Directions for this task - Search the material for the string "phone" and copy each line where it occurs.

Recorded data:

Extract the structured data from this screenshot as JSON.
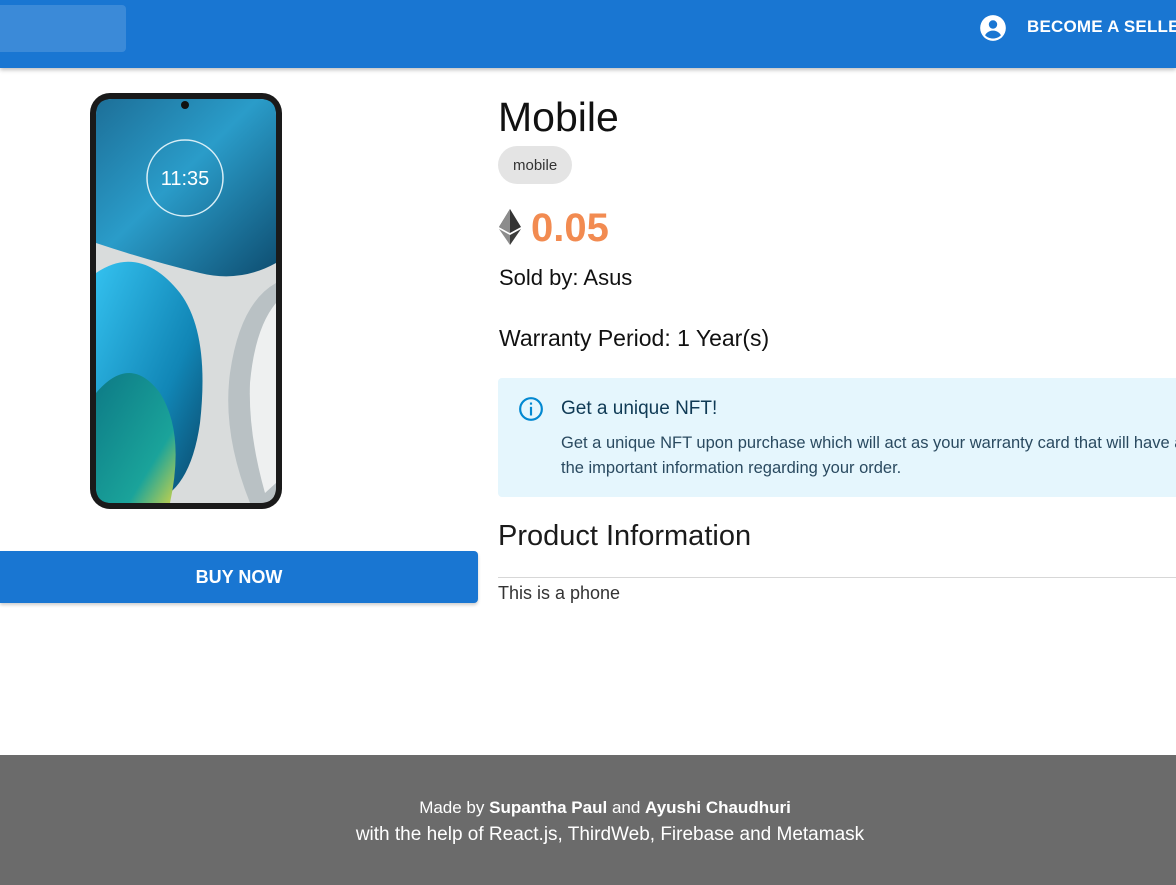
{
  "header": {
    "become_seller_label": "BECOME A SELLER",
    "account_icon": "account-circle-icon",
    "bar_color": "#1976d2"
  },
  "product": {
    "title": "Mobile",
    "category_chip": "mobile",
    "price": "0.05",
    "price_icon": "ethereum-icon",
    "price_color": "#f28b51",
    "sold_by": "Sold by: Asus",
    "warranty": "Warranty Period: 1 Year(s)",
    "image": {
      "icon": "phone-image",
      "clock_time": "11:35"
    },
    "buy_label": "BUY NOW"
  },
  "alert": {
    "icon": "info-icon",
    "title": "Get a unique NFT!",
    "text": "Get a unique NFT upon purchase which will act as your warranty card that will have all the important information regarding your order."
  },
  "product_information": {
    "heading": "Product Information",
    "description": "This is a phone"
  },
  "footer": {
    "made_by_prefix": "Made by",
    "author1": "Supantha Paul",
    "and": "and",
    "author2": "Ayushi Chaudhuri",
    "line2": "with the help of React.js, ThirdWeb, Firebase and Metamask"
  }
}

* * *

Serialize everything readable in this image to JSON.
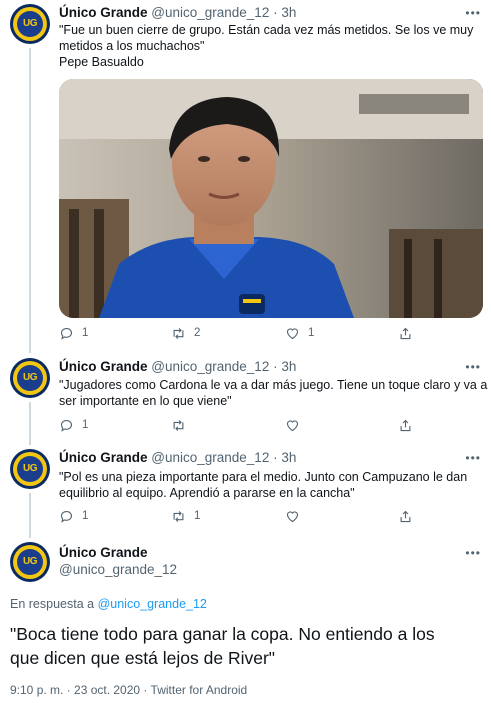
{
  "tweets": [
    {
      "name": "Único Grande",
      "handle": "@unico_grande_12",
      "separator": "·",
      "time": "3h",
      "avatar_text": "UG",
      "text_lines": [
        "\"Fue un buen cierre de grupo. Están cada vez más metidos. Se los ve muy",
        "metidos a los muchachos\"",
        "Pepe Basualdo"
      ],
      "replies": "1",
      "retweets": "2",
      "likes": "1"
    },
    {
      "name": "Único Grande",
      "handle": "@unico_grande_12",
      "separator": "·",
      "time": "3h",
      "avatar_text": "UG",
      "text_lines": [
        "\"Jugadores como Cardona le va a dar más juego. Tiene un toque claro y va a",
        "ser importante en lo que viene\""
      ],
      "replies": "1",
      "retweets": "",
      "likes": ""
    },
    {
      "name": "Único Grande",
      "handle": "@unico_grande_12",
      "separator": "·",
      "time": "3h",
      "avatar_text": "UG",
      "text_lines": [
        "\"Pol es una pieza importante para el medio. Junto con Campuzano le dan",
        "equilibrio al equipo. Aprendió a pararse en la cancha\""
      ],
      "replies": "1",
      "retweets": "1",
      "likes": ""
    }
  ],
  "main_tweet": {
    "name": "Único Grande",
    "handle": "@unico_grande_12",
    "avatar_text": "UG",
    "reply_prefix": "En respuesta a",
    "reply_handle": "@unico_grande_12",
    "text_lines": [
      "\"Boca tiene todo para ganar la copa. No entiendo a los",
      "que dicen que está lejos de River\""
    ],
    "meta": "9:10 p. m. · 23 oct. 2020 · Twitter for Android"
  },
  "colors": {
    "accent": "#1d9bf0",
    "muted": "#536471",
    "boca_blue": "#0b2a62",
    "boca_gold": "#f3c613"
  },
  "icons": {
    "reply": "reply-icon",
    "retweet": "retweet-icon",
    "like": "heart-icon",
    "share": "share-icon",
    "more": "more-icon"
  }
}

Answer -
      "icon": "phone-image",
    "description": "This is a phone"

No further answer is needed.